=== DIRECTIONS ===
Copy out the entries that follow exactly, leaving every picture behind.

(Beginning of EXTRACTED DATA)

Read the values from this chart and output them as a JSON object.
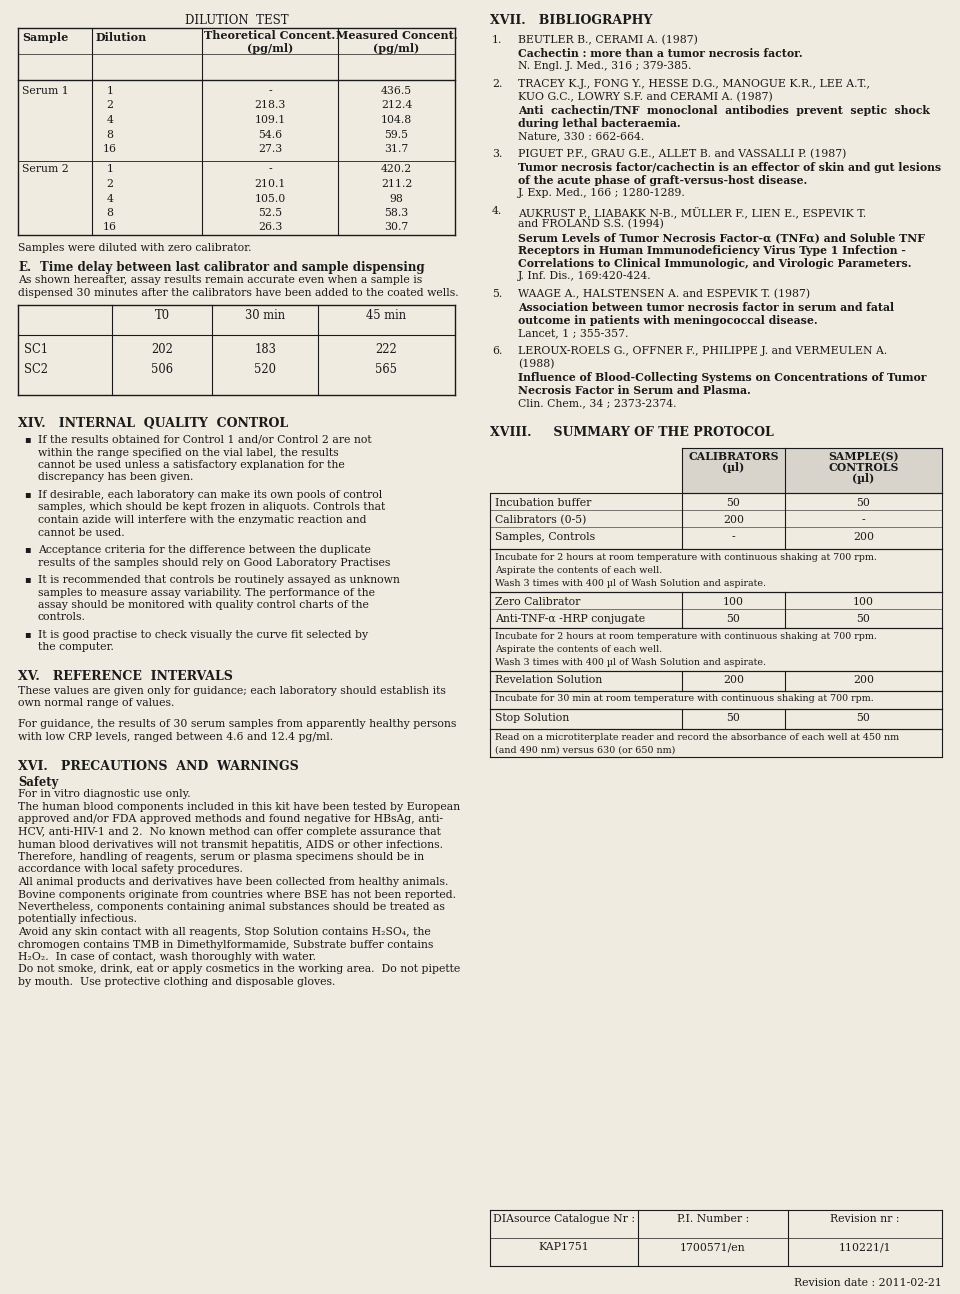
{
  "bg_color": "#f0ebe0",
  "title_dilution": "DILUTION  TEST",
  "dilution_headers": [
    "Sample",
    "Dilution",
    "Theoretical Concent.\n(pg/ml)",
    "Measured Concent.\n(pg/ml)"
  ],
  "serum1_rows": [
    [
      "Serum 1",
      "1",
      "-",
      "436.5"
    ],
    [
      "",
      "2",
      "218.3",
      "212.4"
    ],
    [
      "",
      "4",
      "109.1",
      "104.8"
    ],
    [
      "",
      "8",
      "54.6",
      "59.5"
    ],
    [
      "",
      "16",
      "27.3",
      "31.7"
    ]
  ],
  "serum2_rows": [
    [
      "Serum 2",
      "1",
      "-",
      "420.2"
    ],
    [
      "",
      "2",
      "210.1",
      "211.2"
    ],
    [
      "",
      "4",
      "105.0",
      "98"
    ],
    [
      "",
      "8",
      "52.5",
      "58.3"
    ],
    [
      "",
      "16",
      "26.3",
      "30.7"
    ]
  ],
  "footnote_dilution": "Samples were diluted with zero calibrator.",
  "section_e_head": "E.",
  "section_e_title": "Time delay between last calibrator and sample dispensing",
  "section_e_lines": [
    "As shown hereafter, assay results remain accurate even when a sample is",
    "dispensed 30 minutes after the calibrators have been added to the coated wells."
  ],
  "td_col_headers": [
    "",
    "T0",
    "30 min",
    "45 min"
  ],
  "td_rows": [
    [
      "SC1",
      "202",
      "183",
      "222"
    ],
    [
      "SC2",
      "506",
      "520",
      "565"
    ]
  ],
  "xiv_title": "XIV.   INTERNAL  QUALITY  CONTROL",
  "xiv_bullets": [
    "If the results obtained for Control 1 and/or Control 2 are not within the range specified on the vial label, the results cannot be used unless a satisfactory explanation for the discrepancy has been given.",
    "If desirable, each laboratory can make its own pools of control samples, which should be kept frozen in aliquots.  Controls that contain azide will interfere with the enzymatic reaction and cannot be used.",
    "Acceptance criteria for the difference between the duplicate results of the samples should rely on Good Laboratory Practises",
    "It is recommended that controls be routinely assayed as unknown samples to measure assay variability.  The performance of the assay should be monitored with quality control charts of the controls.",
    "It is good practise to check visually the curve fit selected by the computer."
  ],
  "xv_title": "XV.   REFERENCE  INTERVALS",
  "xv_para1_lines": [
    "These values are given only for guidance; each laboratory should establish its",
    "own normal range of values."
  ],
  "xv_para2_lines": [
    "For guidance, the results of 30 serum samples from apparently healthy persons",
    "with low CRP levels, ranged between 4.6 and 12.4 pg/ml."
  ],
  "xvi_title": "XVI.   PRECAUTIONS  AND  WARNINGS",
  "xvi_safety": "Safety",
  "xvi_invitro": "For in vitro diagnostic use only.",
  "xvi_para1_lines": [
    "The human blood components included in this kit have been tested by European",
    "approved and/or FDA approved methods and found negative for HBsAg, anti-",
    "HCV, anti-HIV-1 and 2.  No known method can offer complete assurance that",
    "human blood derivatives will not transmit hepatitis, AIDS or other infections.",
    "Therefore, handling of reagents, serum or plasma specimens should be in",
    "accordance with local safety procedures."
  ],
  "xvi_para2_lines": [
    "All animal products and derivatives have been collected from healthy animals.",
    "Bovine components originate from countries where BSE has not been reported.",
    "Nevertheless, components containing animal substances should be treated as",
    "potentially infectious."
  ],
  "xvi_para3_lines": [
    "Avoid any skin contact with all reagents, Stop Solution contains H₂SO₄, the",
    "chromogen contains TMB in Dimethylformamide, Substrate buffer contains",
    "H₂O₂.  In case of contact, wash thoroughly with water."
  ],
  "xvi_para4_lines": [
    "Do not smoke, drink, eat or apply cosmetics in the working area.  Do not pipette",
    "by mouth.  Use protective clothing and disposable gloves."
  ],
  "xvii_title": "XVII.   BIBLIOGRAPHY",
  "references": [
    {
      "num": "1.",
      "author_lines": [
        "BEUTLER B., CERAMI A. (1987)"
      ],
      "bold_lines": [
        "Cachectin : more than a tumor necrosis factor."
      ],
      "journal": "N. Engl. J. Med., 316 ; 379-385."
    },
    {
      "num": "2.",
      "author_lines": [
        "TRACEY K.J., FONG Y., HESSE D.G., MANOGUE K.R., LEE A.T.,",
        "KUO G.C., LOWRY S.F. and CERAMI A. (1987)"
      ],
      "bold_lines": [
        "Anti  cachectin/TNF  monoclonal  antibodies  prevent  septic  shock",
        "during lethal bacteraemia."
      ],
      "journal": "Nature, 330 : 662-664."
    },
    {
      "num": "3.",
      "author_lines": [
        "PIGUET P.F., GRAU G.E., ALLET B. and VASSALLI P. (1987)"
      ],
      "bold_lines": [
        "Tumor necrosis factor/cachectin is an effector of skin and gut lesions",
        "of the acute phase of graft-versus-host disease."
      ],
      "journal": "J. Exp. Med., 166 ; 1280-1289."
    },
    {
      "num": "4.",
      "author_lines": [
        "AUKRUST P., LIABAKK N-B., MÜLLER F., LIEN E., ESPEVIK T.",
        "and FROLAND S.S. (1994)"
      ],
      "bold_lines": [
        "Serum Levels of Tumor Necrosis Factor-α (TNFα) and Soluble TNF",
        "Receptors in Human Immunodeficiency Virus Type 1 Infection -",
        "Correlations to Clinical Immunologic, and Virologic Parameters."
      ],
      "journal": "J. Inf. Dis., 169:420-424."
    },
    {
      "num": "5.",
      "author_lines": [
        "WAAGE A., HALSTENSEN A. and ESPEVIK T. (1987)"
      ],
      "bold_lines": [
        "Association between tumor necrosis factor in serum and fatal",
        "outcome in patients with meningococcal disease."
      ],
      "journal": "Lancet, 1 ; 355-357."
    },
    {
      "num": "6.",
      "author_lines": [
        "LEROUX-ROELS G., OFFNER F., PHILIPPE J. and VERMEULEN A.",
        "(1988)"
      ],
      "bold_lines": [
        "Influence of Blood-Collecting Systems on Concentrations of Tumor",
        "Necrosis Factor in Serum and Plasma."
      ],
      "journal": "Clin. Chem., 34 ; 2373-2374."
    }
  ],
  "xviii_title": "XVIII.     SUMMARY OF THE PROTOCOL",
  "pt_rows1": [
    [
      "Incubation buffer",
      "50",
      "50"
    ],
    [
      "Calibrators (0-5)",
      "200",
      "-"
    ],
    [
      "Samples, Controls",
      "-",
      "200"
    ]
  ],
  "pt_note1": [
    "Incubate for 2 hours at room temperature with continuous shaking at 700 rpm.",
    "Aspirate the contents of each well.",
    "Wash 3 times with 400 µl of Wash Solution and aspirate."
  ],
  "pt_rows2": [
    [
      "Zero Calibrator",
      "100",
      "100"
    ],
    [
      "Anti-TNF-α -HRP conjugate",
      "50",
      "50"
    ]
  ],
  "pt_note2": [
    "Incubate for 2 hours at room temperature with continuous shaking at 700 rpm.",
    "Aspirate the contents of each well.",
    "Wash 3 times with 400 µl of Wash Solution and aspirate."
  ],
  "pt_rows3": [
    [
      "Revelation Solution",
      "200",
      "200"
    ]
  ],
  "pt_note3": [
    "Incubate for 30 min at room temperature with continuous shaking at 700 rpm."
  ],
  "pt_rows4": [
    [
      "Stop Solution",
      "50",
      "50"
    ]
  ],
  "pt_note4": [
    "Read on a microtiterplate reader and record the absorbance of each well at 450 nm",
    "(and 490 nm) versus 630 (or 650 nm)"
  ],
  "ft_labels": [
    "DIAsource Catalogue Nr :",
    "P.I. Number :",
    "Revision nr :"
  ],
  "ft_vals": [
    "KAP1751",
    "1700571/en",
    "110221/1"
  ],
  "revision_date": "Revision date : 2011-02-21"
}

(End of EXTRACTED DATA)

=== REPLY TO THE EXERCISE ===
Read the values from this chart and output them as a JSON object.
{
  "bg_color": "#f0ebe0",
  "title_dilution": "DILUTION  TEST",
  "dilution_headers": [
    "Sample",
    "Dilution",
    "Theoretical Concent.\n(pg/ml)",
    "Measured Concent.\n(pg/ml)"
  ],
  "serum1_rows": [
    [
      "Serum 1",
      "1",
      "-",
      "436.5"
    ],
    [
      "",
      "2",
      "218.3",
      "212.4"
    ],
    [
      "",
      "4",
      "109.1",
      "104.8"
    ],
    [
      "",
      "8",
      "54.6",
      "59.5"
    ],
    [
      "",
      "16",
      "27.3",
      "31.7"
    ]
  ],
  "serum2_rows": [
    [
      "Serum 2",
      "1",
      "-",
      "420.2"
    ],
    [
      "",
      "2",
      "210.1",
      "211.2"
    ],
    [
      "",
      "4",
      "105.0",
      "98"
    ],
    [
      "",
      "8",
      "52.5",
      "58.3"
    ],
    [
      "",
      "16",
      "26.3",
      "30.7"
    ]
  ],
  "footnote_dilution": "Samples were diluted with zero calibrator.",
  "section_e_head": "E.",
  "section_e_title": "Time delay between last calibrator and sample dispensing",
  "section_e_lines": [
    "As shown hereafter, assay results remain accurate even when a sample is",
    "dispensed 30 minutes after the calibrators have been added to the coated wells."
  ],
  "td_col_headers": [
    "",
    "T0",
    "30 min",
    "45 min"
  ],
  "td_rows": [
    [
      "SC1",
      "202",
      "183",
      "222"
    ],
    [
      "SC2",
      "506",
      "520",
      "565"
    ]
  ],
  "xiv_title": "XIV.   INTERNAL  QUALITY  CONTROL",
  "xiv_bullets": [
    "If the results obtained for Control 1 and/or Control 2 are not within the range specified on the vial label, the results cannot be used unless a satisfactory explanation for the discrepancy has been given.",
    "If desirable, each laboratory can make its own pools of control samples, which should be kept frozen in aliquots.  Controls that contain azide will interfere with the enzymatic reaction and cannot be used.",
    "Acceptance criteria for the difference between the duplicate results of the samples should rely on Good Laboratory Practises",
    "It is recommended that controls be routinely assayed as unknown samples to measure assay variability.  The performance of the assay should be monitored with quality control charts of the controls.",
    "It is good practise to check visually the curve fit selected by the computer."
  ],
  "xv_title": "XV.   REFERENCE  INTERVALS",
  "xv_para1_lines": [
    "These values are given only for guidance; each laboratory should establish its",
    "own normal range of values."
  ],
  "xv_para2_lines": [
    "For guidance, the results of 30 serum samples from apparently healthy persons",
    "with low CRP levels, ranged between 4.6 and 12.4 pg/ml."
  ],
  "xvi_title": "XVI.   PRECAUTIONS  AND  WARNINGS",
  "xvi_safety": "Safety",
  "xvi_invitro": "For in vitro diagnostic use only.",
  "xvi_para1_lines": [
    "The human blood components included in this kit have been tested by European",
    "approved and/or FDA approved methods and found negative for HBsAg, anti-",
    "HCV, anti-HIV-1 and 2.  No known method can offer complete assurance that",
    "human blood derivatives will not transmit hepatitis, AIDS or other infections.",
    "Therefore, handling of reagents, serum or plasma specimens should be in",
    "accordance with local safety procedures."
  ],
  "xvi_para2_lines": [
    "All animal products and derivatives have been collected from healthy animals.",
    "Bovine components originate from countries where BSE has not been reported.",
    "Nevertheless, components containing animal substances should be treated as",
    "potentially infectious."
  ],
  "xvi_para3_lines": [
    "Avoid any skin contact with all reagents, Stop Solution contains H₂SO₄, the",
    "chromogen contains TMB in Dimethylformamide, Substrate buffer contains",
    "H₂O₂.  In case of contact, wash thoroughly with water."
  ],
  "xvi_para4_lines": [
    "Do not smoke, drink, eat or apply cosmetics in the working area.  Do not pipette",
    "by mouth.  Use protective clothing and disposable gloves."
  ],
  "xvii_title": "XVII.   BIBLIOGRAPHY",
  "references": [
    {
      "num": "1.",
      "author_lines": [
        "BEUTLER B., CERAMI A. (1987)"
      ],
      "bold_lines": [
        "Cachectin : more than a tumor necrosis factor."
      ],
      "journal": "N. Engl. J. Med., 316 ; 379-385."
    },
    {
      "num": "2.",
      "author_lines": [
        "TRACEY K.J., FONG Y., HESSE D.G., MANOGUE K.R., LEE A.T.,",
        "KUO G.C., LOWRY S.F. and CERAMI A. (1987)"
      ],
      "bold_lines": [
        "Anti  cachectin/TNF  monoclonal  antibodies  prevent  septic  shock",
        "during lethal bacteraemia."
      ],
      "journal": "Nature, 330 : 662-664."
    },
    {
      "num": "3.",
      "author_lines": [
        "PIGUET P.F., GRAU G.E., ALLET B. and VASSALLI P. (1987)"
      ],
      "bold_lines": [
        "Tumor necrosis factor/cachectin is an effector of skin and gut lesions",
        "of the acute phase of graft-versus-host disease."
      ],
      "journal": "J. Exp. Med., 166 ; 1280-1289."
    },
    {
      "num": "4.",
      "author_lines": [
        "AUKRUST P., LIABAKK N-B., MÜLLER F., LIEN E., ESPEVIK T.",
        "and FROLAND S.S. (1994)"
      ],
      "bold_lines": [
        "Serum Levels of Tumor Necrosis Factor-α (TNFα) and Soluble TNF",
        "Receptors in Human Immunodeficiency Virus Type 1 Infection -",
        "Correlations to Clinical Immunologic, and Virologic Parameters."
      ],
      "journal": "J. Inf. Dis., 169:420-424."
    },
    {
      "num": "5.",
      "author_lines": [
        "WAAGE A., HALSTENSEN A. and ESPEVIK T. (1987)"
      ],
      "bold_lines": [
        "Association between tumor necrosis factor in serum and fatal",
        "outcome in patients with meningococcal disease."
      ],
      "journal": "Lancet, 1 ; 355-357."
    },
    {
      "num": "6.",
      "author_lines": [
        "LEROUX-ROELS G., OFFNER F., PHILIPPE J. and VERMEULEN A.",
        "(1988)"
      ],
      "bold_lines": [
        "Influence of Blood-Collecting Systems on Concentrations of Tumor",
        "Necrosis Factor in Serum and Plasma."
      ],
      "journal": "Clin. Chem., 34 ; 2373-2374."
    }
  ],
  "xviii_title": "XVIII.     SUMMARY OF THE PROTOCOL",
  "pt_rows1": [
    [
      "Incubation buffer",
      "50",
      "50"
    ],
    [
      "Calibrators (0-5)",
      "200",
      "-"
    ],
    [
      "Samples, Controls",
      "-",
      "200"
    ]
  ],
  "pt_note1": [
    "Incubate for 2 hours at room temperature with continuous shaking at 700 rpm.",
    "Aspirate the contents of each well.",
    "Wash 3 times with 400 µl of Wash Solution and aspirate."
  ],
  "pt_rows2": [
    [
      "Zero Calibrator",
      "100",
      "100"
    ],
    [
      "Anti-TNF-α -HRP conjugate",
      "50",
      "50"
    ]
  ],
  "pt_note2": [
    "Incubate for 2 hours at room temperature with continuous shaking at 700 rpm.",
    "Aspirate the contents of each well.",
    "Wash 3 times with 400 µl of Wash Solution and aspirate."
  ],
  "pt_rows3": [
    [
      "Revelation Solution",
      "200",
      "200"
    ]
  ],
  "pt_note3": [
    "Incubate for 30 min at room temperature with continuous shaking at 700 rpm."
  ],
  "pt_rows4": [
    [
      "Stop Solution",
      "50",
      "50"
    ]
  ],
  "pt_note4": [
    "Read on a microtiterplate reader and record the absorbance of each well at 450 nm",
    "(and 490 nm) versus 630 (or 650 nm)"
  ],
  "ft_labels": [
    "DIAsource Catalogue Nr :",
    "P.I. Number :",
    "Revision nr :"
  ],
  "ft_vals": [
    "KAP1751",
    "1700571/en",
    "110221/1"
  ],
  "revision_date": "Revision date : 2011-02-21"
}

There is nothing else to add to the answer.